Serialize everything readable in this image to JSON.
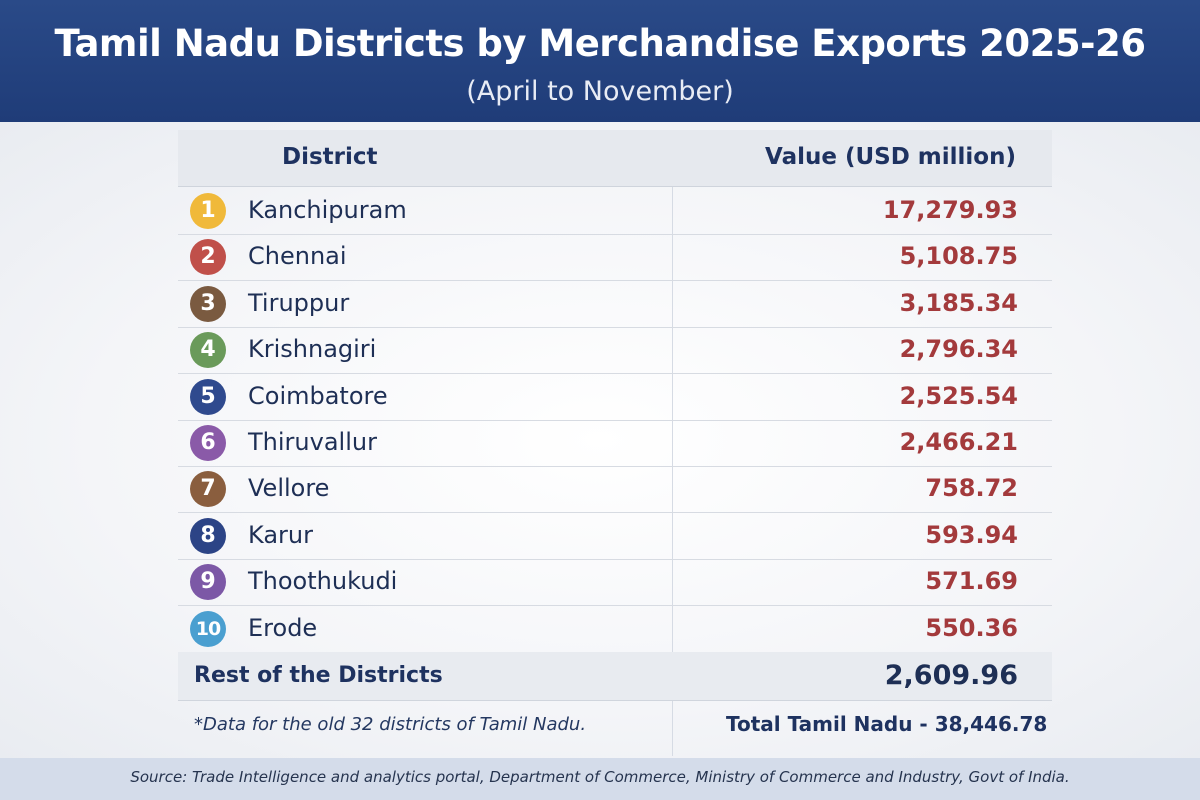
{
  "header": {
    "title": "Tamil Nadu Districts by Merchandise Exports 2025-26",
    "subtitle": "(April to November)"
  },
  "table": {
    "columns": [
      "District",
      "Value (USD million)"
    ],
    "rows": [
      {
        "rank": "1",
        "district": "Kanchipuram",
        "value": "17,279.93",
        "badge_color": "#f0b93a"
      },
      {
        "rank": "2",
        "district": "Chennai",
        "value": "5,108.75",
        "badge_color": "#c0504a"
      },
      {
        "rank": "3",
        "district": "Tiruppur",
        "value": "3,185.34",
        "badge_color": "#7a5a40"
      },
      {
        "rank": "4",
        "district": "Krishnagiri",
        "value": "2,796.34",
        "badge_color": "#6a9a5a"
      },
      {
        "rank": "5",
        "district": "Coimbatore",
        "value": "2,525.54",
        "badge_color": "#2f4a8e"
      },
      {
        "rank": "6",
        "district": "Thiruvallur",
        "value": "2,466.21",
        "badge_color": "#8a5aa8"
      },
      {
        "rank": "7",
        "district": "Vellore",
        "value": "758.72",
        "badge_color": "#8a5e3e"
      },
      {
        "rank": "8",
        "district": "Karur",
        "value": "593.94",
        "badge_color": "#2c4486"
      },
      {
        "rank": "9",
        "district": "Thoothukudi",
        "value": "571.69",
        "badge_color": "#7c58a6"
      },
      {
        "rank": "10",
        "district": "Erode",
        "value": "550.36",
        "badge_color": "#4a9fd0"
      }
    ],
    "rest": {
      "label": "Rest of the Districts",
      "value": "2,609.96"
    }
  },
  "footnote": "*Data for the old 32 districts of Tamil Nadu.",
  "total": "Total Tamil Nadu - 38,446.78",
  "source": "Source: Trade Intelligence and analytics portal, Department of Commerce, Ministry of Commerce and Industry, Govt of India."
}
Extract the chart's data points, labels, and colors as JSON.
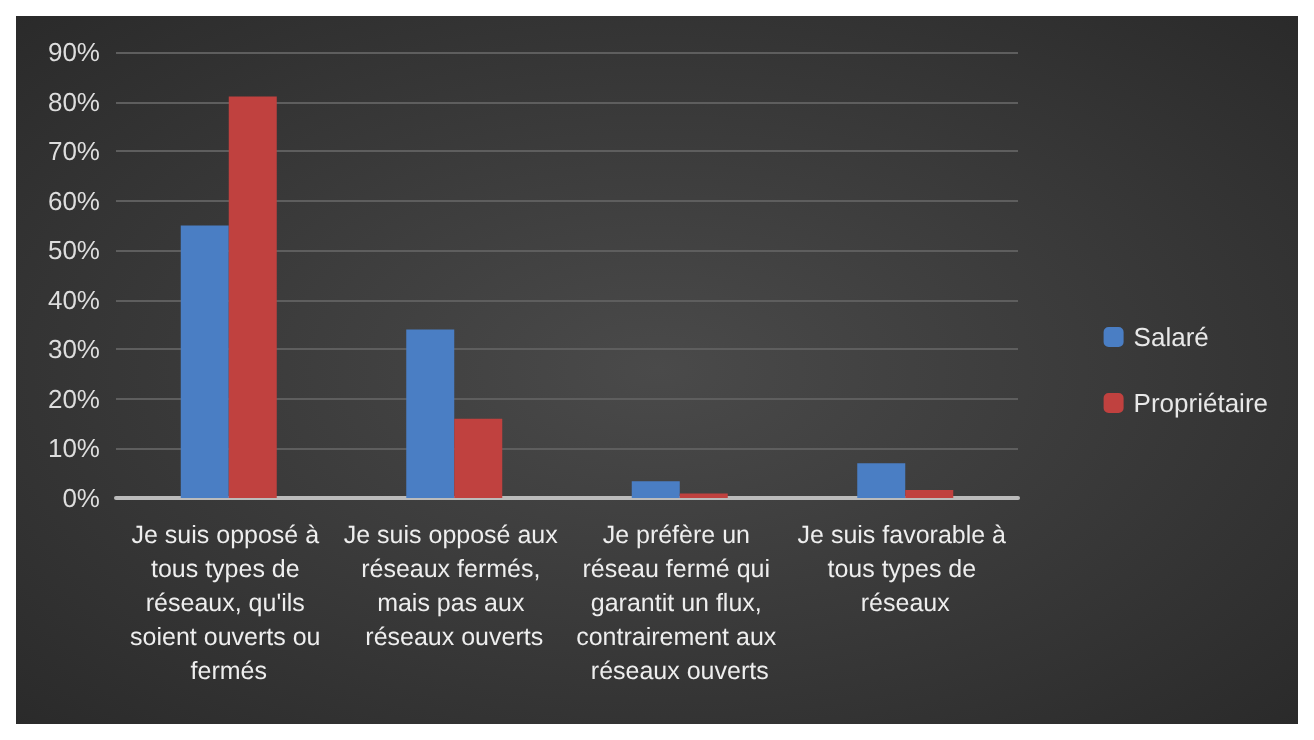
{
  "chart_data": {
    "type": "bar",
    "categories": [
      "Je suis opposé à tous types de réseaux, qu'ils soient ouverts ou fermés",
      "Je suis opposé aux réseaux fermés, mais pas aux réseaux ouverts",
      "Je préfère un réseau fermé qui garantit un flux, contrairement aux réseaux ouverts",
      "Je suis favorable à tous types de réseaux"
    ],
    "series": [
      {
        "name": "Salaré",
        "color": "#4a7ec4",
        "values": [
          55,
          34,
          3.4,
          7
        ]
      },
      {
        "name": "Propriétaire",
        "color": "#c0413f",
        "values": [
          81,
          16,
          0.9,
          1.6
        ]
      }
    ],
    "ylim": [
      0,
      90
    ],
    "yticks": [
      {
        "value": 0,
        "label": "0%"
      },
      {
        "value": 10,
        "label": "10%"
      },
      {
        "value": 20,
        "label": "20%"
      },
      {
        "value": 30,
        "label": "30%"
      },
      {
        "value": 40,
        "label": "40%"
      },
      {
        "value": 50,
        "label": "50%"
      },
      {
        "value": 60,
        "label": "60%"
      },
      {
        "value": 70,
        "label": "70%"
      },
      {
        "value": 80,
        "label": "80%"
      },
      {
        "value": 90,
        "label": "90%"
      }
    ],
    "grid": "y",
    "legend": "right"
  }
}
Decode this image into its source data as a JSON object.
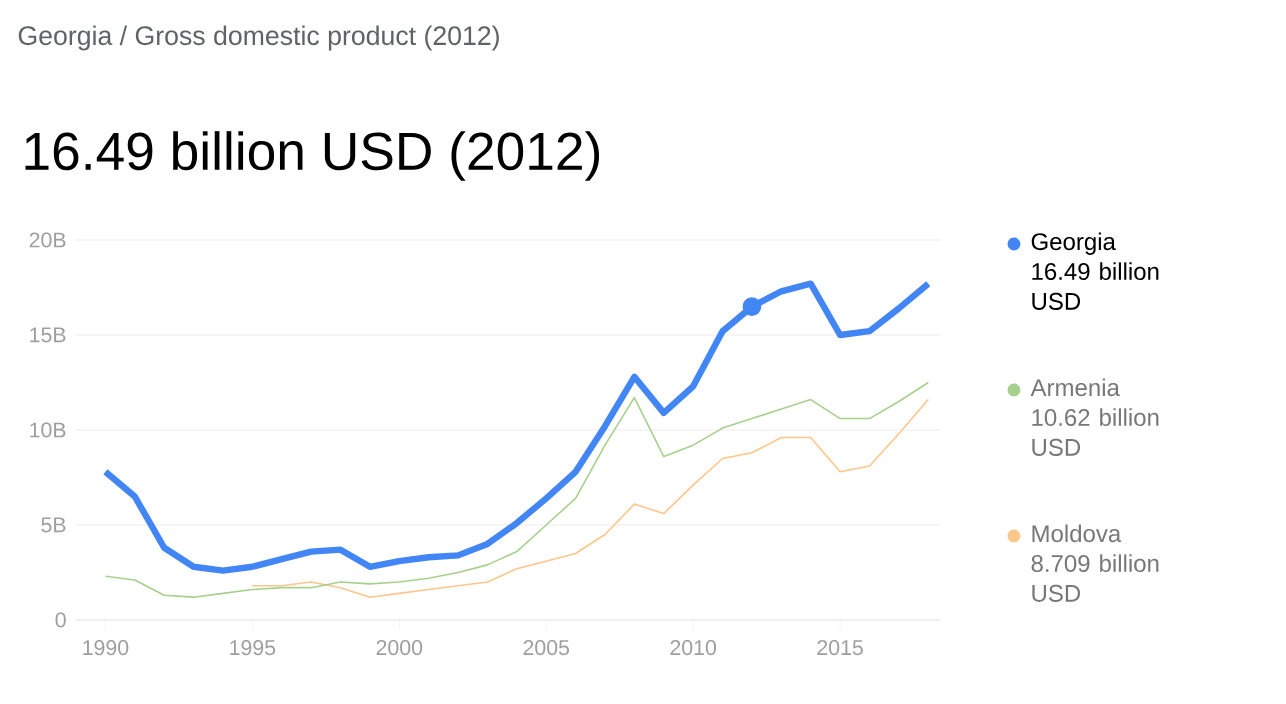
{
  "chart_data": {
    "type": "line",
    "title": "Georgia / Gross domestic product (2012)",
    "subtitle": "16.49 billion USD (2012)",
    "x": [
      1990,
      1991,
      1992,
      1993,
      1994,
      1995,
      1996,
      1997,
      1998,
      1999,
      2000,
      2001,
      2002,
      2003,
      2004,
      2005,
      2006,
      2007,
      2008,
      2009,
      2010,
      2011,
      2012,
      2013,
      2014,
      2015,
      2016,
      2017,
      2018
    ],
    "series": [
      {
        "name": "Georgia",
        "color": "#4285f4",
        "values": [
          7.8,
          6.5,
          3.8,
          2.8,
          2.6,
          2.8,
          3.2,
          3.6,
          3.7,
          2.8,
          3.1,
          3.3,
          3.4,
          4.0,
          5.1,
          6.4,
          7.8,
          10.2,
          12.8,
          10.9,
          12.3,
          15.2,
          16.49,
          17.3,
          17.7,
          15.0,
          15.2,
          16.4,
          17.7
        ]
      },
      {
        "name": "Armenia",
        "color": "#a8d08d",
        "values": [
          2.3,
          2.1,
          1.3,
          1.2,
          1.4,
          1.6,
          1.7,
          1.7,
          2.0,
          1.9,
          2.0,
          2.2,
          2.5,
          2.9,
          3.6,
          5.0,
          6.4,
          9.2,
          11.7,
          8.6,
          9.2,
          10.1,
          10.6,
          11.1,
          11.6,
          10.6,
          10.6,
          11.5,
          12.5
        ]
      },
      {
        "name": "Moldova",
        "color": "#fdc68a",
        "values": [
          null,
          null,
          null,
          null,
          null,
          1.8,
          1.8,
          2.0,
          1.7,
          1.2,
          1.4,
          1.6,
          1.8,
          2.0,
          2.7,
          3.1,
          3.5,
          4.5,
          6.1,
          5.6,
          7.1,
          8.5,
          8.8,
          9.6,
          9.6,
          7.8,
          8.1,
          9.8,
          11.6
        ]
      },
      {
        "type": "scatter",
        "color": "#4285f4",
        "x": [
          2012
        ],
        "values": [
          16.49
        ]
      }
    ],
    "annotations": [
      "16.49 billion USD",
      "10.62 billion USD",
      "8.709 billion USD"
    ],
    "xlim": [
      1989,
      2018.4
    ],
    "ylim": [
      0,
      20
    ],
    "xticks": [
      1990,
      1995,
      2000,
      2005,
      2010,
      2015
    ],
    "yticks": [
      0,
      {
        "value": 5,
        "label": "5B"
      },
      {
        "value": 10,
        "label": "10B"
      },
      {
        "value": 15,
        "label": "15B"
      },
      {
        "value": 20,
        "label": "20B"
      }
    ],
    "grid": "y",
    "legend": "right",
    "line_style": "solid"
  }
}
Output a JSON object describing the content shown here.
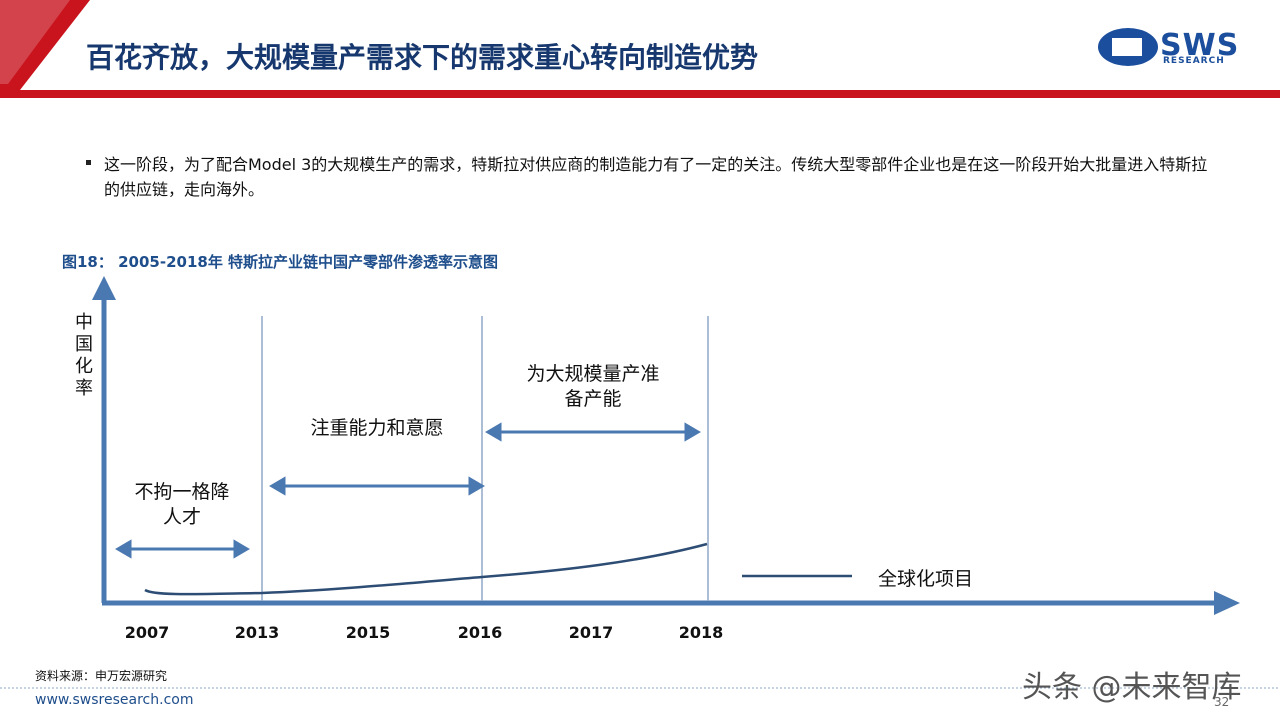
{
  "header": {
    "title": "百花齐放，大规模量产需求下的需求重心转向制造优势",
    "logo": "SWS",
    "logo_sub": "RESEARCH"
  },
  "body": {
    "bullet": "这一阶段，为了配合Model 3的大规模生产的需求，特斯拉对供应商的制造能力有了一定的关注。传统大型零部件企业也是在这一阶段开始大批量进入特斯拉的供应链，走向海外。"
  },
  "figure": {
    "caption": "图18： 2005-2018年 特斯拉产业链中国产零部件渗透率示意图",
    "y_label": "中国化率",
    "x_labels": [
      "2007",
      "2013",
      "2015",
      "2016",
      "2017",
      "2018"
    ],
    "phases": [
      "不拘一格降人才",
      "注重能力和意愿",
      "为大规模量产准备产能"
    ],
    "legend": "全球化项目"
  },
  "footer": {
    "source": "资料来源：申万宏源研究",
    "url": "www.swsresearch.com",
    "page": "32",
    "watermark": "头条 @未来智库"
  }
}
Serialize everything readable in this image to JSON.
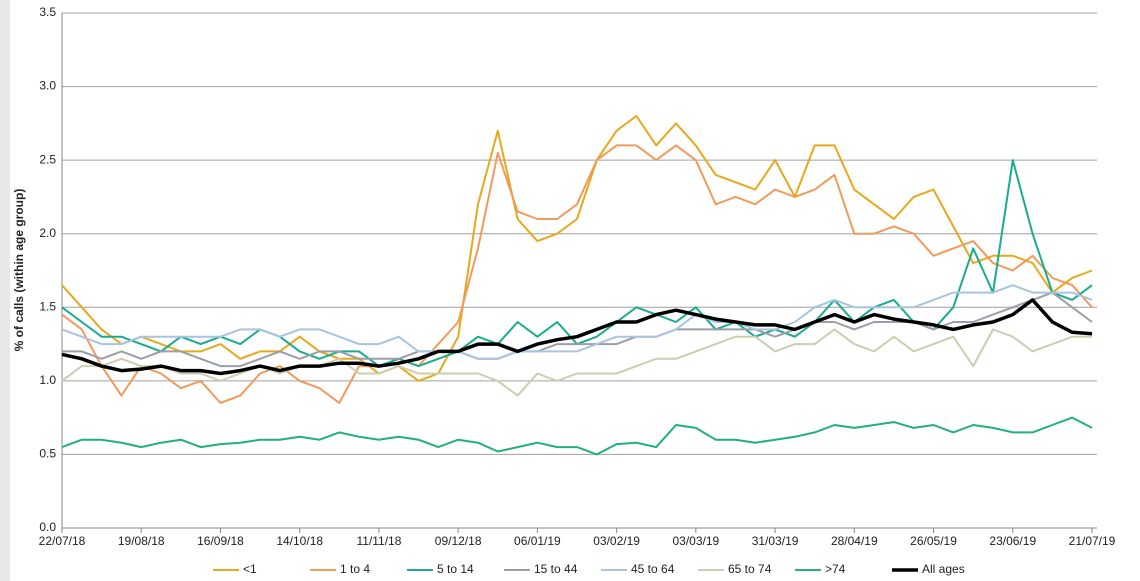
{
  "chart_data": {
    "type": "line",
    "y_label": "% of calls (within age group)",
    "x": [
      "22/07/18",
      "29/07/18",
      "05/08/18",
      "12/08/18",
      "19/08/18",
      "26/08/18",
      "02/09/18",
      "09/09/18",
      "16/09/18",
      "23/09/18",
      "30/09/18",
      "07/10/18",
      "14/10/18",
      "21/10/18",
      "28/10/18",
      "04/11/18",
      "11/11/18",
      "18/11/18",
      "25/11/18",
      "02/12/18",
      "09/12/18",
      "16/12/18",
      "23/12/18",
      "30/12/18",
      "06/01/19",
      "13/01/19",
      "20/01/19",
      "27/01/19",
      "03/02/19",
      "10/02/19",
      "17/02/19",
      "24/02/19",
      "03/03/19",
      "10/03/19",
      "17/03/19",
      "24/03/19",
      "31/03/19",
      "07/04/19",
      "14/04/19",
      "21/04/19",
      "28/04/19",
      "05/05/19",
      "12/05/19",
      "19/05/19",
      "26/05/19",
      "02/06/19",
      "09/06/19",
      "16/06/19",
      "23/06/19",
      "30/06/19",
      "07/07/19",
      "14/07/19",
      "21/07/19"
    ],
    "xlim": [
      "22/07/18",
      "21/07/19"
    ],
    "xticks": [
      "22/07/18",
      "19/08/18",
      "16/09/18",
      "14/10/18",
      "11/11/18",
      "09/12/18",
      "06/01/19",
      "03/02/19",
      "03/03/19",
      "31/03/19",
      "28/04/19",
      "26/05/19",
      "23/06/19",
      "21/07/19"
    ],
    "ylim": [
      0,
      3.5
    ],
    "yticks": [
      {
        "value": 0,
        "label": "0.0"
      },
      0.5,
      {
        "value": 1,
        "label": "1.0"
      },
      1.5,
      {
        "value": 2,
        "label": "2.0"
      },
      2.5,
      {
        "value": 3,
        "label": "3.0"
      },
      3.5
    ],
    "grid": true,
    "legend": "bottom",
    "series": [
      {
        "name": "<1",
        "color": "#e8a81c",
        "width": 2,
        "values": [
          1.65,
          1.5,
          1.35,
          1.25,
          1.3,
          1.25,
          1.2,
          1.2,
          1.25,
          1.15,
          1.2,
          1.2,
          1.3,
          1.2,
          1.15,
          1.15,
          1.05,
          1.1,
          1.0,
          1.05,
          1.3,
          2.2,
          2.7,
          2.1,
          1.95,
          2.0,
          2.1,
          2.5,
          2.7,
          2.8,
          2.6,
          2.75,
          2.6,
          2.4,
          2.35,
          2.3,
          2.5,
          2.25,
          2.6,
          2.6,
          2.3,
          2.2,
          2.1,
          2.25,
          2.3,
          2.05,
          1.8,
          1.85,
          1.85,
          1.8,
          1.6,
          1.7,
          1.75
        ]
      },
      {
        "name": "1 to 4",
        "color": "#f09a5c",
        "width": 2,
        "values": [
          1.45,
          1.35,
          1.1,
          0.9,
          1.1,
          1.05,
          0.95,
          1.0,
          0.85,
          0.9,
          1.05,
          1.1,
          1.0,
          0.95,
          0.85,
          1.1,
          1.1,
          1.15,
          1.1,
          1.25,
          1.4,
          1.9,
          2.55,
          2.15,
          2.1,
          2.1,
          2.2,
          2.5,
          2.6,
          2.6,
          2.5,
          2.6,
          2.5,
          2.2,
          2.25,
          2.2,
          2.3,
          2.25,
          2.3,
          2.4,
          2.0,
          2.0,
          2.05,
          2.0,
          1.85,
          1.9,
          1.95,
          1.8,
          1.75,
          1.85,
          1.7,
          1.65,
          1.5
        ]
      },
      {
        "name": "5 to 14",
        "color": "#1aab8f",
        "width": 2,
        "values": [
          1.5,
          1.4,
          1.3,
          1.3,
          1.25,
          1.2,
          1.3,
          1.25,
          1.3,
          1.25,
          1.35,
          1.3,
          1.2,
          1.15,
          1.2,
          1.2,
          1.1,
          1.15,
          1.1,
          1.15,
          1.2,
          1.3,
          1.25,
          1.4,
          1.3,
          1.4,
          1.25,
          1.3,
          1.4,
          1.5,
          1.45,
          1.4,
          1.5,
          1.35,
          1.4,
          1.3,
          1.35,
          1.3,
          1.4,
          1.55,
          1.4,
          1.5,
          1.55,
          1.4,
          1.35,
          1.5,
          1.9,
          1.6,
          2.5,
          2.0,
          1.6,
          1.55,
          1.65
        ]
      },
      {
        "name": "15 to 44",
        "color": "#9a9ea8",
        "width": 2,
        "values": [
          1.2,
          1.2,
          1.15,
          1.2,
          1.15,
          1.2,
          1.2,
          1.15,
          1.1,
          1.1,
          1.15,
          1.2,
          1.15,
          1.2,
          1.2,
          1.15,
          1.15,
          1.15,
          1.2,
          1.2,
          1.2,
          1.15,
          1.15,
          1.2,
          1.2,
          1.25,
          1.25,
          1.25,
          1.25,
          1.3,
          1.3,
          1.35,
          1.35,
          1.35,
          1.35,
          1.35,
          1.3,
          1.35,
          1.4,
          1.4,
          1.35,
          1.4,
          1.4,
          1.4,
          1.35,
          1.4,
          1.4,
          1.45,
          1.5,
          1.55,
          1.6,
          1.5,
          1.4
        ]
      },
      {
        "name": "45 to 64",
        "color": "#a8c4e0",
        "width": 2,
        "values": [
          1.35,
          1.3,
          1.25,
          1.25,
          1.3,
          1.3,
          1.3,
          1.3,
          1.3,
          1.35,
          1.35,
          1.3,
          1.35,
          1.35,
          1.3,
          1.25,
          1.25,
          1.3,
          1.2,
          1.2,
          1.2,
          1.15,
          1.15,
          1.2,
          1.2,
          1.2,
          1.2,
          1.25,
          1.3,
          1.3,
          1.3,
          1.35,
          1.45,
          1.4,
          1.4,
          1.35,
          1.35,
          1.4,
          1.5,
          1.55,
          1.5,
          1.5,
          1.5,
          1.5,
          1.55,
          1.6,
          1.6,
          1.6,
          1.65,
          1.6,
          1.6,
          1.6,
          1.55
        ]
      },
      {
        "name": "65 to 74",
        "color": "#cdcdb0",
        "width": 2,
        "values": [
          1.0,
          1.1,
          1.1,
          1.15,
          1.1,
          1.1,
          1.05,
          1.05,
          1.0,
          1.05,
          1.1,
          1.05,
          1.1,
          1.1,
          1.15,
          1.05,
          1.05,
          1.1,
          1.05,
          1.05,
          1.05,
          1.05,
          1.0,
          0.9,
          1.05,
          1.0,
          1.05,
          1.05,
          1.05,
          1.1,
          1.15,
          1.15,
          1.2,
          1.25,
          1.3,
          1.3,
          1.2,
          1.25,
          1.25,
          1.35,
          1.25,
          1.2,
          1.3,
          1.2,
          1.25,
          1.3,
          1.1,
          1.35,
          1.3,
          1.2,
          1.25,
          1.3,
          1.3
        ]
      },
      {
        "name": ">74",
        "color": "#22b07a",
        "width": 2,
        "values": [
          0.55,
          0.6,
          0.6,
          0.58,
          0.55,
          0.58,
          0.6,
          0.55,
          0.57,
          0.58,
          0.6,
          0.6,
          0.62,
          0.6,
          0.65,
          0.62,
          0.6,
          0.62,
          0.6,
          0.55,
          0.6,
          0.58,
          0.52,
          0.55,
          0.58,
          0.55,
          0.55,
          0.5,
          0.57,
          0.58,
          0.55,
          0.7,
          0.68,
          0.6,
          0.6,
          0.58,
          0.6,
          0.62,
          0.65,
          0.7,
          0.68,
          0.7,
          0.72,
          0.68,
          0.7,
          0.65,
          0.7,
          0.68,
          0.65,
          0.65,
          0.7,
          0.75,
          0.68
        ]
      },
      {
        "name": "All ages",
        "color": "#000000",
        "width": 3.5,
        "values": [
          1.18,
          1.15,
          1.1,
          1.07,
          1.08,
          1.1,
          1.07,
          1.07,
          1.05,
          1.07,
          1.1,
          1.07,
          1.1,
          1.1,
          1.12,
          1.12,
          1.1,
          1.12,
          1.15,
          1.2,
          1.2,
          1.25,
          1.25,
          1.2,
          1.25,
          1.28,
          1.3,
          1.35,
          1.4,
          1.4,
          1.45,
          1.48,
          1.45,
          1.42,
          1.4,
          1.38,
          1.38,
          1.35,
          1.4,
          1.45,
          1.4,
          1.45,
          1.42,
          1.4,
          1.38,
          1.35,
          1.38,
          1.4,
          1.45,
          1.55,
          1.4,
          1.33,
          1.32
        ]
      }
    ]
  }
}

....................

■ Problem description: Track down the lines that include the word "JSON" and copy them.

■ Written solution:
Serialize everything readable in this image to JSON.
Extract the chart's data points, labels, and colors as JSON.
Decode this image into its source data as a JSON object.
Output a JSON object describing the content shown here.
Serialize everything readable in this image to JSON.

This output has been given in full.